[Records contained in a dataset]

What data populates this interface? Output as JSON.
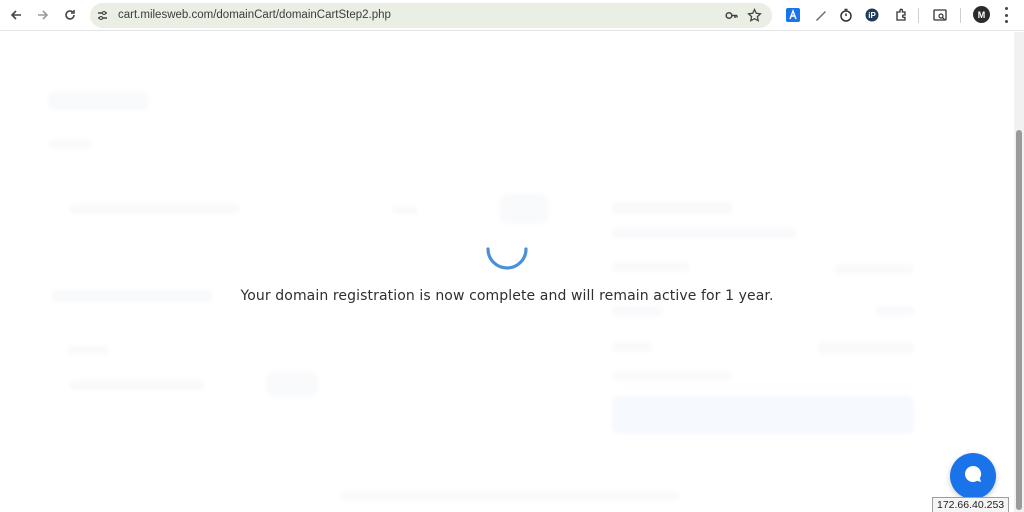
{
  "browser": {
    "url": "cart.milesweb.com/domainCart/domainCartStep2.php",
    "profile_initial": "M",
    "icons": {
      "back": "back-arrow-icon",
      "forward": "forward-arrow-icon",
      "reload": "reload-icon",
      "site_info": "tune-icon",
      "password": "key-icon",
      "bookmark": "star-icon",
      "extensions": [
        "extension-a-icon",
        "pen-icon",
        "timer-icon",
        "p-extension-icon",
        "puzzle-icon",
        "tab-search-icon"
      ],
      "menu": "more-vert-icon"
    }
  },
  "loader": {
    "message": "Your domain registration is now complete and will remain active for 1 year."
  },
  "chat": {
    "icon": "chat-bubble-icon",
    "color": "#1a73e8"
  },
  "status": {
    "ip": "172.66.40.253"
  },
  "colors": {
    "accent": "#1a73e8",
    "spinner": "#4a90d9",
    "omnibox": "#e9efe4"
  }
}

Task details
Return only those lines of the records that contain the string "arrow".

Response for this exercise
      "back": "back-arrow-icon",
      "forward": "forward-arrow-icon",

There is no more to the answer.